Records to process:
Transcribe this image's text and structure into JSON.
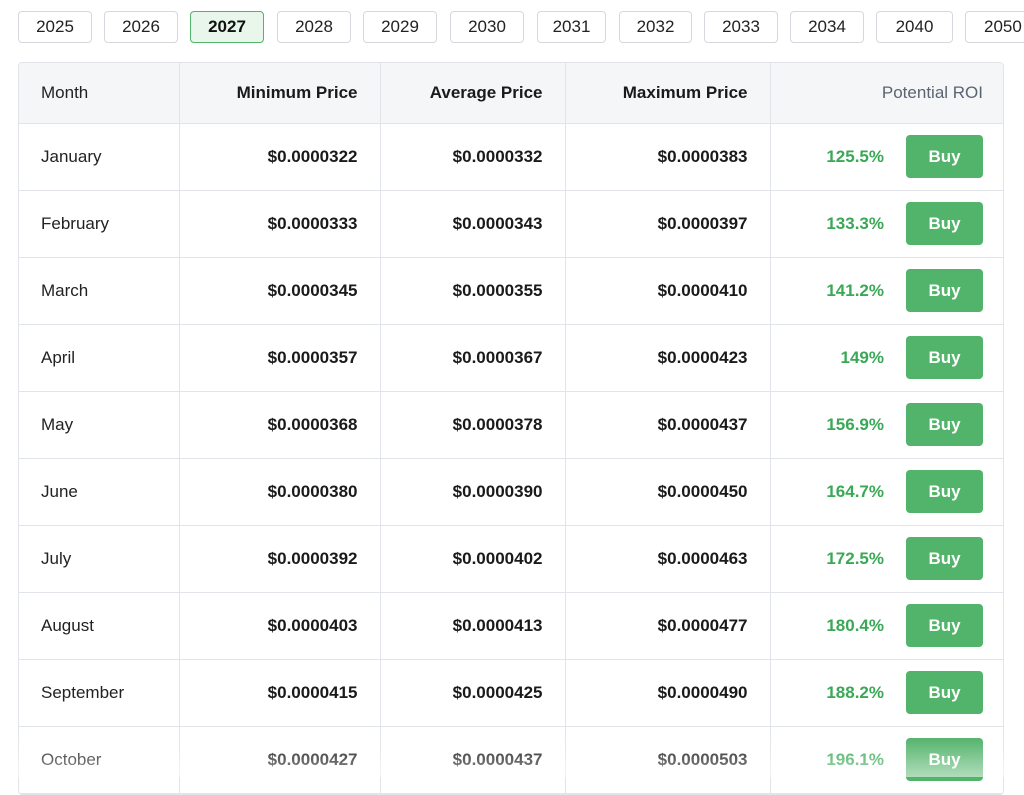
{
  "years": [
    "2025",
    "2026",
    "2027",
    "2028",
    "2029",
    "2030",
    "2031",
    "2032",
    "2033",
    "2034",
    "2040",
    "2050"
  ],
  "active_year": "2027",
  "table": {
    "headers": {
      "month": "Month",
      "min": "Minimum Price",
      "avg": "Average Price",
      "max": "Maximum Price",
      "roi": "Potential ROI"
    },
    "buy_label": "Buy",
    "rows": [
      {
        "month": "January",
        "min": "$0.0000322",
        "avg": "$0.0000332",
        "max": "$0.0000383",
        "roi": "125.5%"
      },
      {
        "month": "February",
        "min": "$0.0000333",
        "avg": "$0.0000343",
        "max": "$0.0000397",
        "roi": "133.3%"
      },
      {
        "month": "March",
        "min": "$0.0000345",
        "avg": "$0.0000355",
        "max": "$0.0000410",
        "roi": "141.2%"
      },
      {
        "month": "April",
        "min": "$0.0000357",
        "avg": "$0.0000367",
        "max": "$0.0000423",
        "roi": "149%"
      },
      {
        "month": "May",
        "min": "$0.0000368",
        "avg": "$0.0000378",
        "max": "$0.0000437",
        "roi": "156.9%"
      },
      {
        "month": "June",
        "min": "$0.0000380",
        "avg": "$0.0000390",
        "max": "$0.0000450",
        "roi": "164.7%"
      },
      {
        "month": "July",
        "min": "$0.0000392",
        "avg": "$0.0000402",
        "max": "$0.0000463",
        "roi": "172.5%"
      },
      {
        "month": "August",
        "min": "$0.0000403",
        "avg": "$0.0000413",
        "max": "$0.0000477",
        "roi": "180.4%"
      },
      {
        "month": "September",
        "min": "$0.0000415",
        "avg": "$0.0000425",
        "max": "$0.0000490",
        "roi": "188.2%"
      },
      {
        "month": "October",
        "min": "$0.0000427",
        "avg": "$0.0000437",
        "max": "$0.0000503",
        "roi": "196.1%"
      }
    ]
  },
  "colors": {
    "accent": "#52b36a",
    "roi_text": "#3aa856",
    "header_bg": "#f5f6f8",
    "active_tab_bg": "#e8f6ec"
  }
}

Problem: The records above need to be given again exactly. Omit the pictures.

Answer in full:
Transcribe this image's text and structure into JSON.
{
  "years": [
    "2025",
    "2026",
    "2027",
    "2028",
    "2029",
    "2030",
    "2031",
    "2032",
    "2033",
    "2034",
    "2040",
    "2050"
  ],
  "active_year": "2027",
  "table": {
    "headers": {
      "month": "Month",
      "min": "Minimum Price",
      "avg": "Average Price",
      "max": "Maximum Price",
      "roi": "Potential ROI"
    },
    "buy_label": "Buy",
    "rows": [
      {
        "month": "January",
        "min": "$0.0000322",
        "avg": "$0.0000332",
        "max": "$0.0000383",
        "roi": "125.5%"
      },
      {
        "month": "February",
        "min": "$0.0000333",
        "avg": "$0.0000343",
        "max": "$0.0000397",
        "roi": "133.3%"
      },
      {
        "month": "March",
        "min": "$0.0000345",
        "avg": "$0.0000355",
        "max": "$0.0000410",
        "roi": "141.2%"
      },
      {
        "month": "April",
        "min": "$0.0000357",
        "avg": "$0.0000367",
        "max": "$0.0000423",
        "roi": "149%"
      },
      {
        "month": "May",
        "min": "$0.0000368",
        "avg": "$0.0000378",
        "max": "$0.0000437",
        "roi": "156.9%"
      },
      {
        "month": "June",
        "min": "$0.0000380",
        "avg": "$0.0000390",
        "max": "$0.0000450",
        "roi": "164.7%"
      },
      {
        "month": "July",
        "min": "$0.0000392",
        "avg": "$0.0000402",
        "max": "$0.0000463",
        "roi": "172.5%"
      },
      {
        "month": "August",
        "min": "$0.0000403",
        "avg": "$0.0000413",
        "max": "$0.0000477",
        "roi": "180.4%"
      },
      {
        "month": "September",
        "min": "$0.0000415",
        "avg": "$0.0000425",
        "max": "$0.0000490",
        "roi": "188.2%"
      },
      {
        "month": "October",
        "min": "$0.0000427",
        "avg": "$0.0000437",
        "max": "$0.0000503",
        "roi": "196.1%"
      }
    ]
  },
  "colors": {
    "accent": "#52b36a",
    "roi_text": "#3aa856",
    "header_bg": "#f5f6f8",
    "active_tab_bg": "#e8f6ec"
  }
}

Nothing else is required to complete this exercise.